**Stated goal**
Wherever the word "jest" appears in a line, copy that line.

**Source records**
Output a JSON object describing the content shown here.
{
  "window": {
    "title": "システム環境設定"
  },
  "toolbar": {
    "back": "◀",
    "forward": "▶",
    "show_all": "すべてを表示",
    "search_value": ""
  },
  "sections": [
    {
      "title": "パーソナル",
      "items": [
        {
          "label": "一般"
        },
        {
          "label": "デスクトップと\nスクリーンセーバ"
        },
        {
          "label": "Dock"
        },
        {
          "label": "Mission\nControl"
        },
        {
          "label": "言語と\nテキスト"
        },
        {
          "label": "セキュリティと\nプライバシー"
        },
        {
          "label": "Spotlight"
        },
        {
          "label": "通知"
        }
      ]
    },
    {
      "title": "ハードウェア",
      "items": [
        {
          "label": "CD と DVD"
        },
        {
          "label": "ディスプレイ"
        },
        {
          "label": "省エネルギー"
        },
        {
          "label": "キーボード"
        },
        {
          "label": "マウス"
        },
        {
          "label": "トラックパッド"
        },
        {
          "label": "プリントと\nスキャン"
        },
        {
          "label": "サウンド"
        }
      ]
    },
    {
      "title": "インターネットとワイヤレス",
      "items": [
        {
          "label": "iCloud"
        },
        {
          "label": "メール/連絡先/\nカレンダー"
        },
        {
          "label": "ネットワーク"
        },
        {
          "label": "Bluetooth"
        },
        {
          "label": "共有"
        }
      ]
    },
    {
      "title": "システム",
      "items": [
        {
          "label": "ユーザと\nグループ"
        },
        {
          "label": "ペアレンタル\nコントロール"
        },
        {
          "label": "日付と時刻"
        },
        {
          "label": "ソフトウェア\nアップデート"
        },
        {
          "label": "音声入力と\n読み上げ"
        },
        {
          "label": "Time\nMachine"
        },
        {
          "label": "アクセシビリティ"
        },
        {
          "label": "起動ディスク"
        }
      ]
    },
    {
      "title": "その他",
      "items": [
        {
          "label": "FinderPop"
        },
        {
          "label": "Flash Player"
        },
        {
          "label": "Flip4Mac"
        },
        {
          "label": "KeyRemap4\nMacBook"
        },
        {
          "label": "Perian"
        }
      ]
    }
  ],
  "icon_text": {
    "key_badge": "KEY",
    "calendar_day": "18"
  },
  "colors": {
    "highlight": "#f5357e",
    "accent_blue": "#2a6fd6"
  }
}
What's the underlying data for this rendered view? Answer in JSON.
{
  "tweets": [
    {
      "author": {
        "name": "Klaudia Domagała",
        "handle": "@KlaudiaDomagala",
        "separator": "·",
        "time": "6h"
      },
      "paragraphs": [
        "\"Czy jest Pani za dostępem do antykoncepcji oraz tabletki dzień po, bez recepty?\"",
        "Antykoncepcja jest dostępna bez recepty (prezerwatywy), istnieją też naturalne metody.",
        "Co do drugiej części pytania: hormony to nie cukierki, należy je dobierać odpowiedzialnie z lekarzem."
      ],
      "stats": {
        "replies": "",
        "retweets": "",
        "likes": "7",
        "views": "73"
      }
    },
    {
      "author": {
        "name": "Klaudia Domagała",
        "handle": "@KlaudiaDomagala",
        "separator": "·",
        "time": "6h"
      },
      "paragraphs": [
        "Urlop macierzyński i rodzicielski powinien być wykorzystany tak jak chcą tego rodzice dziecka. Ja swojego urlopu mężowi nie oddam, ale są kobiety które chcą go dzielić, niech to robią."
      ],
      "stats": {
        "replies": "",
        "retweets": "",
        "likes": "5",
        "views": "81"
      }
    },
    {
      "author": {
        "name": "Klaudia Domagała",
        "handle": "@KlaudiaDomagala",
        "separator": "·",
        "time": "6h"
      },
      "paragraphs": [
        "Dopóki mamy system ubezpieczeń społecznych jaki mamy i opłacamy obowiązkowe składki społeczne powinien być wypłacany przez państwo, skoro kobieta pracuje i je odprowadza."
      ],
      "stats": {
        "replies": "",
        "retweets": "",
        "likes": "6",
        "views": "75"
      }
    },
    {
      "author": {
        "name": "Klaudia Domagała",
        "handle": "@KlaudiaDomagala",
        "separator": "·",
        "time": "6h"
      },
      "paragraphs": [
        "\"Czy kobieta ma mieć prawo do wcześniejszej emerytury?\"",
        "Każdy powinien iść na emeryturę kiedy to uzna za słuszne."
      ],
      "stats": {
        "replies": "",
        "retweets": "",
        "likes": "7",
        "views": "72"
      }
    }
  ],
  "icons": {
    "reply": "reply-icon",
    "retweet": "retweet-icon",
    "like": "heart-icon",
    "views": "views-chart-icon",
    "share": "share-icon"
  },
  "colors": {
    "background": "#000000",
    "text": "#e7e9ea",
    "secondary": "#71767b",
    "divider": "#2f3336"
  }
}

**Correct answer**
        "\"Czy jest Pani za dostępem do antykoncepcji oraz tabletki dzień po, bez recepty?\"",
        "Antykoncepcja jest dostępna bez recepty (prezerwatywy), istnieją też naturalne metody.",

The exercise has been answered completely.